— BEGIN Records provided —

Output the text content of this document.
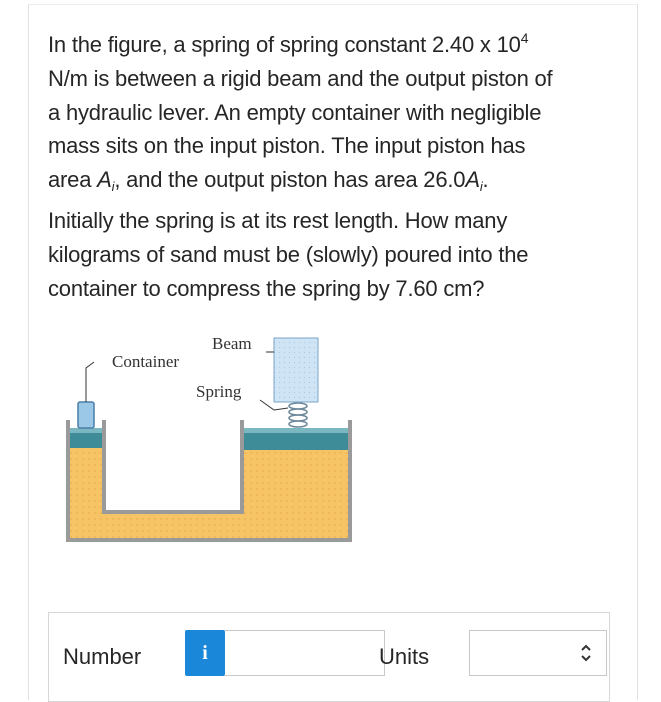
In the figure, a spring of spring constant 2.40 x $10^4$
N/m is between a rigid beam and the output piston of
a hydraulic lever. An empty container with negligible
mass sits on the input piston. The input piston has
area $A_i$, and the output piston has area $26.0A_i$.
Initially the spring is at its rest length. How many
kilograms of sand must be (slowly) poured into the
container to compress the spring by 7.60 cm?
Beam
Container
Spring
Number	i	Units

— END Records provided —

» **To do**
Each entry shown above must be quoted exactly, with its pictures left out.

» **Correct response**
Output the text content of this document.
In the figure, a spring of spring constant 2.40 x $10^4$
N/m is between a rigid beam and the output piston of
a hydraulic lever. An empty container with negligible
mass sits on the input piston. The input piston has
area $A_i$, and the output piston has area $26.0A_i$.
Initially the spring is at its rest length. How many
kilograms of sand must be (slowly) poured into the
container to compress the spring by 7.60 cm?
Beam
Container
Spring
Number	i	Units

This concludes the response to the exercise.